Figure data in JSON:
——————————
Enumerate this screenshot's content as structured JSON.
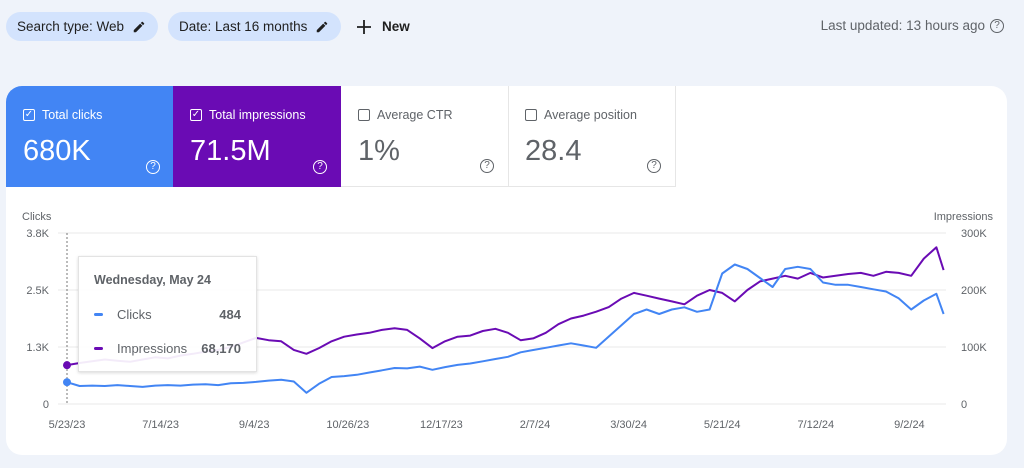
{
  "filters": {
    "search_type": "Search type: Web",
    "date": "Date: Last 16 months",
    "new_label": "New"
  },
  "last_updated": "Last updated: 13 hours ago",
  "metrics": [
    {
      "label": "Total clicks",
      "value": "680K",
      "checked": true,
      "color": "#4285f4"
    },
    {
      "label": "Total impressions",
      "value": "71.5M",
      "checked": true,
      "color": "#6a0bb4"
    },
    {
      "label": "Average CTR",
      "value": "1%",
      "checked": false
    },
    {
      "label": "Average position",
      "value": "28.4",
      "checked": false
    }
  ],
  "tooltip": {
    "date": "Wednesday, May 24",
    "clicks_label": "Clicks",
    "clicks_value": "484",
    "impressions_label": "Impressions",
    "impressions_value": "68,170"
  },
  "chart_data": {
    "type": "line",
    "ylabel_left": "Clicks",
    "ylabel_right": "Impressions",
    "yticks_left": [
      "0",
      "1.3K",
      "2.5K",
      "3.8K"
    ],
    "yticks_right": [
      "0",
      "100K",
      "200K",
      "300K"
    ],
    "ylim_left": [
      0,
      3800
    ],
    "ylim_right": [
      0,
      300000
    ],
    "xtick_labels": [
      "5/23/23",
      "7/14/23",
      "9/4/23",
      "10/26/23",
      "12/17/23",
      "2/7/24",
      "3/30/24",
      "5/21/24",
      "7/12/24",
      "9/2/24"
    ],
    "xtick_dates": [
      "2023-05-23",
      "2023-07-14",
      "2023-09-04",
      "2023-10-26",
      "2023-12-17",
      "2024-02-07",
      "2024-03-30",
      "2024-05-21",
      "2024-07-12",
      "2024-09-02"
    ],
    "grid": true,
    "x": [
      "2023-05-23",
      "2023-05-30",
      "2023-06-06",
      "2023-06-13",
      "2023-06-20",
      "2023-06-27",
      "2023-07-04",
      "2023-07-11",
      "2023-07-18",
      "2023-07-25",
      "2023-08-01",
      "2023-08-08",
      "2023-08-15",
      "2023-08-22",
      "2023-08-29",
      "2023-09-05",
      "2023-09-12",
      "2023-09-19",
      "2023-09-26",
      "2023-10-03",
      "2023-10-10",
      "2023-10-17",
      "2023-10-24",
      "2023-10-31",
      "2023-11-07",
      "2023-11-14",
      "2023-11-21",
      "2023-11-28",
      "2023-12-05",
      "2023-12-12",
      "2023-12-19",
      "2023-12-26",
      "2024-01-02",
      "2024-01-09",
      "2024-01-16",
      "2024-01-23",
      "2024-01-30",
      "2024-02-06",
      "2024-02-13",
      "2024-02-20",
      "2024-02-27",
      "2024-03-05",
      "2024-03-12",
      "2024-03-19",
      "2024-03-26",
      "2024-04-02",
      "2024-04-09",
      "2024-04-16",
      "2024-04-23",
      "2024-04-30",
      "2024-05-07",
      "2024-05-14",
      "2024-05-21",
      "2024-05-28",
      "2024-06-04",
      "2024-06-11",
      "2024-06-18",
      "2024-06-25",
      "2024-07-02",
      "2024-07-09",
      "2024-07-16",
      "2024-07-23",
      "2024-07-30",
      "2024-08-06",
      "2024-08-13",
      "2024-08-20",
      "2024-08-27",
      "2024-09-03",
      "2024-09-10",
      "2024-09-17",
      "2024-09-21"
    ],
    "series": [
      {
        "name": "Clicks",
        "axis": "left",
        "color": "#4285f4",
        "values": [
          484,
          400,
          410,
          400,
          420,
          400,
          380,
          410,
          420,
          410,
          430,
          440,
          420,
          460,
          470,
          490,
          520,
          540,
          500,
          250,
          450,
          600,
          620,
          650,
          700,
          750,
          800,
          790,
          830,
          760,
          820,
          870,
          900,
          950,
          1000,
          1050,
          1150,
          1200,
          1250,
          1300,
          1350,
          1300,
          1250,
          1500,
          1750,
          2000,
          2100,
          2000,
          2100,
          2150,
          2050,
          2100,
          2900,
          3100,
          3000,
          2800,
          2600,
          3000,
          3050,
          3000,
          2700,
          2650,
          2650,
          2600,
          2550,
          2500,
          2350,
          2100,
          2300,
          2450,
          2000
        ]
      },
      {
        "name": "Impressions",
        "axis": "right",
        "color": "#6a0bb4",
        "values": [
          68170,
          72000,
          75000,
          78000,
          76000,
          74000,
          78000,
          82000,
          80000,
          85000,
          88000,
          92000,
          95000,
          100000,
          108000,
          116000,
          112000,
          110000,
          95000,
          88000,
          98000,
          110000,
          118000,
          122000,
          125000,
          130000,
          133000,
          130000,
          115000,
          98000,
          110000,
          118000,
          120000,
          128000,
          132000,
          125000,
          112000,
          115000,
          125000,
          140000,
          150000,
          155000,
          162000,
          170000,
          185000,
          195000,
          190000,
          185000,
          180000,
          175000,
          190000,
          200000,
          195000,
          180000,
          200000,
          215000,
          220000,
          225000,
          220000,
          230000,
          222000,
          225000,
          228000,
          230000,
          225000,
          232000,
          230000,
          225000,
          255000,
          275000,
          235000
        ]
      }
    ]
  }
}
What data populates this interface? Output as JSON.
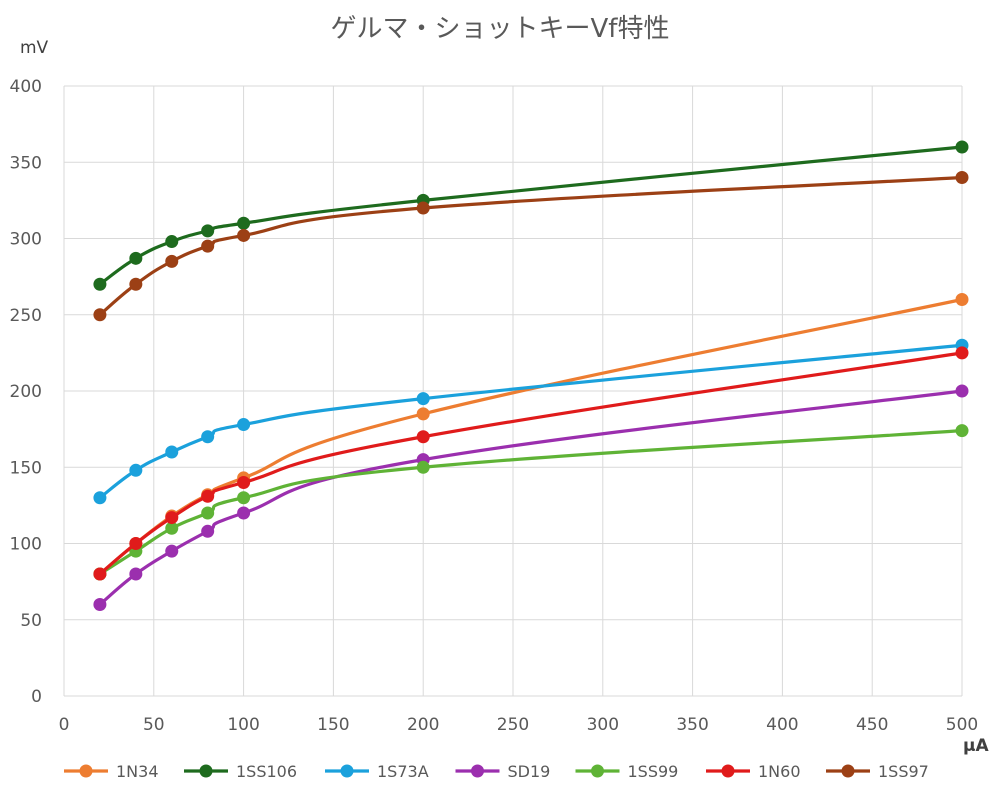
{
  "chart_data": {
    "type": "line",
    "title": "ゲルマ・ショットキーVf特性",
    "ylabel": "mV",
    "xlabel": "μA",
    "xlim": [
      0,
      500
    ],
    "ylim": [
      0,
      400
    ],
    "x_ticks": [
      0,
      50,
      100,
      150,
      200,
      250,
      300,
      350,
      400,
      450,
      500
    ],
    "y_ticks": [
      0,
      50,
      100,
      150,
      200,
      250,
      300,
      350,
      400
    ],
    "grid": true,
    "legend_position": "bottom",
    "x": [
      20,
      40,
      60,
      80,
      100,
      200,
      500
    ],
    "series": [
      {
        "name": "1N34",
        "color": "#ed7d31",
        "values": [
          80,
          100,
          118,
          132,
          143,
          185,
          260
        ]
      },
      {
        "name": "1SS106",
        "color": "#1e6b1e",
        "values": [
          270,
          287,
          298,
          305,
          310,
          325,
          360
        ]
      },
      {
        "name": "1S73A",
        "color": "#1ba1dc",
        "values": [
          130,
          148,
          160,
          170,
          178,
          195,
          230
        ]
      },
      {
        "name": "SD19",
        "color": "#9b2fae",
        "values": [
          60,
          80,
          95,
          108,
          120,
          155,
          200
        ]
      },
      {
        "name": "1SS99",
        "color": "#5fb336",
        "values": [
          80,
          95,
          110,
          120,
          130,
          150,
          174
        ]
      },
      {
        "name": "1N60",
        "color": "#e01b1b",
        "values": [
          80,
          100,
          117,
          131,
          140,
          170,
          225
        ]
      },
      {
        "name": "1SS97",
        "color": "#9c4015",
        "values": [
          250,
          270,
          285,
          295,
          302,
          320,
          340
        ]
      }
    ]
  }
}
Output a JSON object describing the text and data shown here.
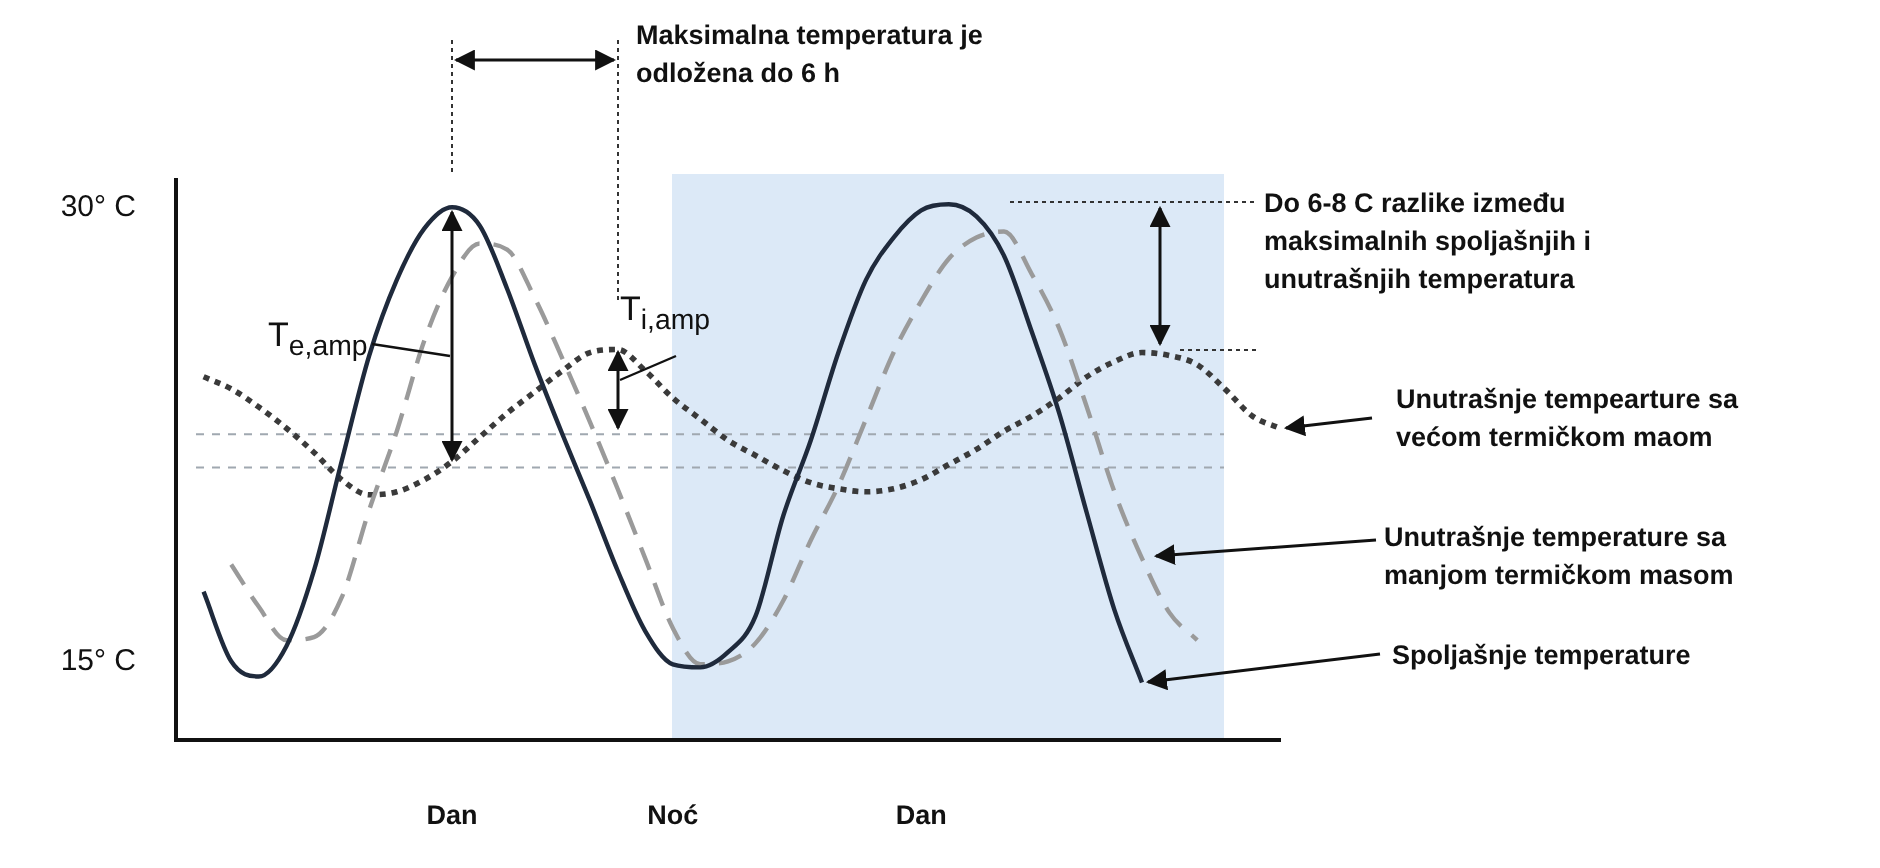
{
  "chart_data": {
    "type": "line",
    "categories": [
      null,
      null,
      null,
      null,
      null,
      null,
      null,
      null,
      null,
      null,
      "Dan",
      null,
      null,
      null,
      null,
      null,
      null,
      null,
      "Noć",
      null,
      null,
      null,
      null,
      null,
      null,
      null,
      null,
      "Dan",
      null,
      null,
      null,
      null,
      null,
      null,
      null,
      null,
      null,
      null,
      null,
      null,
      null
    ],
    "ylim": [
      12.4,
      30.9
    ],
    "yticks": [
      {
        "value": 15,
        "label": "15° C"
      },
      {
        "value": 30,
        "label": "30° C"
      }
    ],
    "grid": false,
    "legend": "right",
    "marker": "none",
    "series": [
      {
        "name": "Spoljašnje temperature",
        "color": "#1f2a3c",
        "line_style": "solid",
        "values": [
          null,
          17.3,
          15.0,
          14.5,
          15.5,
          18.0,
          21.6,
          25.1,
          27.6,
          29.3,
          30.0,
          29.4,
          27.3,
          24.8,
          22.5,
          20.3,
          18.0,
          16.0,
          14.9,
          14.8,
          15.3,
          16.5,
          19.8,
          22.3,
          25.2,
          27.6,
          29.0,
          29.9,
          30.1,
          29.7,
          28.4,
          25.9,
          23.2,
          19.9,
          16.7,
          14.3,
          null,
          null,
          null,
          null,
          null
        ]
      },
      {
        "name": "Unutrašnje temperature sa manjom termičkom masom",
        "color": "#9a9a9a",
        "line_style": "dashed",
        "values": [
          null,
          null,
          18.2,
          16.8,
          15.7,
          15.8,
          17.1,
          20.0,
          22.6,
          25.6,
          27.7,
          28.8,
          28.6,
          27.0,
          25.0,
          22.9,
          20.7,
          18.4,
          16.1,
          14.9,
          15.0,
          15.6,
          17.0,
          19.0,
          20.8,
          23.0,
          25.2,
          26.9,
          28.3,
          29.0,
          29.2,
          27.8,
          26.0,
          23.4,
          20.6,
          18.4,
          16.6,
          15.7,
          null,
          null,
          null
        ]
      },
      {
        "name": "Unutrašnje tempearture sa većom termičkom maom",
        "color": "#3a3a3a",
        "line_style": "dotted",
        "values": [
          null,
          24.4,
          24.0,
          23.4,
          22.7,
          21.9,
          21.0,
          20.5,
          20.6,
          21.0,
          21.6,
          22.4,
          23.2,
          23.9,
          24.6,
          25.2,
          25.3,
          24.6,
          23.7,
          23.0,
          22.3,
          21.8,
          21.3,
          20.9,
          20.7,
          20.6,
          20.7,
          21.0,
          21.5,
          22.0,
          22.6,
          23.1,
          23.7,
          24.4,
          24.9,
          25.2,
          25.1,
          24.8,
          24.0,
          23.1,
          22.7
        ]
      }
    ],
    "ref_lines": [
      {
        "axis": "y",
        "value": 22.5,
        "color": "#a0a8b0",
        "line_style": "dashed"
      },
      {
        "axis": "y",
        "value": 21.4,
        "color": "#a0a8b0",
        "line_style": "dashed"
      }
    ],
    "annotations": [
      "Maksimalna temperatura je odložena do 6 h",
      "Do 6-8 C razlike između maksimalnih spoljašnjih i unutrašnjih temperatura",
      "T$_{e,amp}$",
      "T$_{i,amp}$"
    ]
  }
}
——————————
_What you are asked to do:_ Check each line of the data above for the word "termičkom" and say how many lines have it. Give the number alone.

_The answer:_ 2